> **AIM**:
Write out each line word for word. Drop pictures.

> **Recorded data**:
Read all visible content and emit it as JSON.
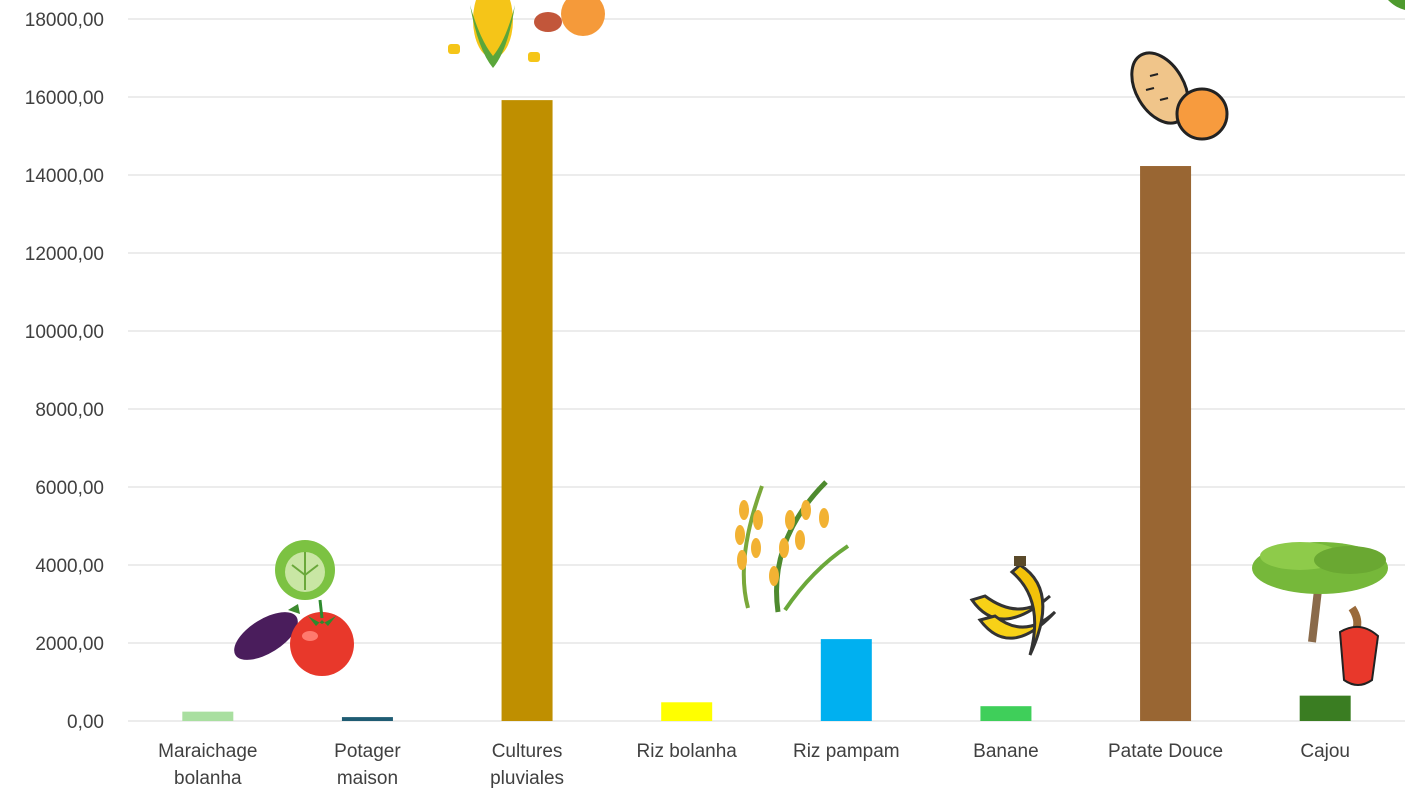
{
  "chart_data": {
    "type": "bar",
    "title": "",
    "xlabel": "",
    "ylabel": "",
    "categories": [
      [
        "Maraichage",
        "bolanha"
      ],
      [
        "Potager",
        "maison"
      ],
      [
        "Cultures",
        "pluviales"
      ],
      [
        "Riz bolanha"
      ],
      [
        "Riz pampam"
      ],
      [
        "Banane"
      ],
      [
        "Patate Douce"
      ],
      [
        "Cajou"
      ]
    ],
    "values": [
      240,
      100,
      15920,
      480,
      2100,
      380,
      14230,
      650
    ],
    "bar_colors": [
      "#a9dfa0",
      "#1f5c73",
      "#bf8f00",
      "#ffff00",
      "#00b0f0",
      "#3fcf5a",
      "#996633",
      "#3a7d22"
    ],
    "ylim": [
      0,
      18000
    ],
    "yticks": [
      "0,00",
      "2000,00",
      "4000,00",
      "6000,00",
      "8000,00",
      "10000,00",
      "12000,00",
      "14000,00",
      "16000,00",
      "18000,00"
    ],
    "grid": true,
    "legend": "none"
  },
  "icons": {
    "maraichage": [
      "cabbage-icon",
      "eggplant-icon",
      "tomato-icon"
    ],
    "cultures": "corn-vegetables-icon",
    "riz": "rice-stalk-icon",
    "banane": "banana-icon",
    "patate": "sweet-potato-icon",
    "cajou": [
      "tree-icon",
      "cashew-apple-icon"
    ],
    "corner": "leaf-icon"
  }
}
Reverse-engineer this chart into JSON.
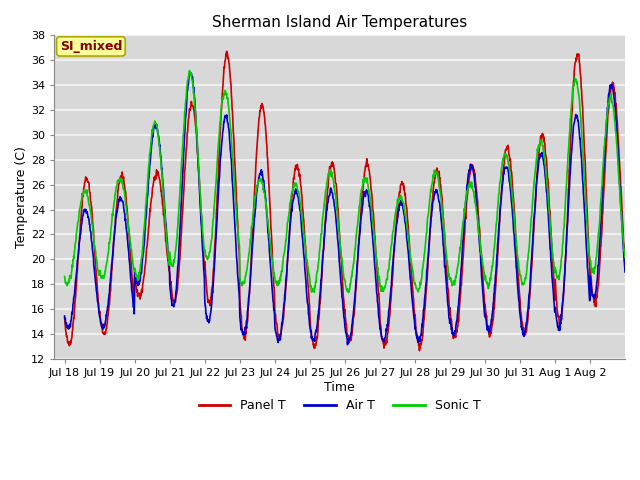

> **FULL RESPONSE**:
Read all visible content and emit it as JSON.
{
  "chart_data": {
    "type": "bar",
    "title": "",
    "xlabel": "",
    "ylabel": "",
    "categories": [
      [
        "Maraichage",
        "bolanha"
      ],
      [
        "Potager",
        "maison"
      ],
      [
        "Cultures",
        "pluviales"
      ],
      [
        "Riz bolanha"
      ],
      [
        "Riz pampam"
      ],
      [
        "Banane"
      ],
      [
        "Patate Douce"
      ],
      [
        "Cajou"
      ]
    ],
    "values": [
      240,
      100,
      15920,
      480,
      2100,
      380,
      14230,
      650
    ],
    "bar_colors": [
      "#a9dfa0",
      "#1f5c73",
      "#bf8f00",
      "#ffff00",
      "#00b0f0",
      "#3fcf5a",
      "#996633",
      "#3a7d22"
    ],
    "ylim": [
      0,
      18000
    ],
    "yticks": [
      "0,00",
      "2000,00",
      "4000,00",
      "6000,00",
      "8000,00",
      "10000,00",
      "12000,00",
      "14000,00",
      "16000,00",
      "18000,00"
    ],
    "grid": true,
    "legend": "none"
  },
  "icons": {
    "maraichage": [
      "cabbage-icon",
      "eggplant-icon",
      "tomato-icon"
    ],
    "cultures": "corn-vegetables-icon",
    "riz": "rice-stalk-icon",
    "banane": "banana-icon",
    "patate": "sweet-potato-icon",
    "cajou": [
      "tree-icon",
      "cashew-apple-icon"
    ],
    "corner": "leaf-icon"
  }
}
Reverse-engineer this chart into JSON.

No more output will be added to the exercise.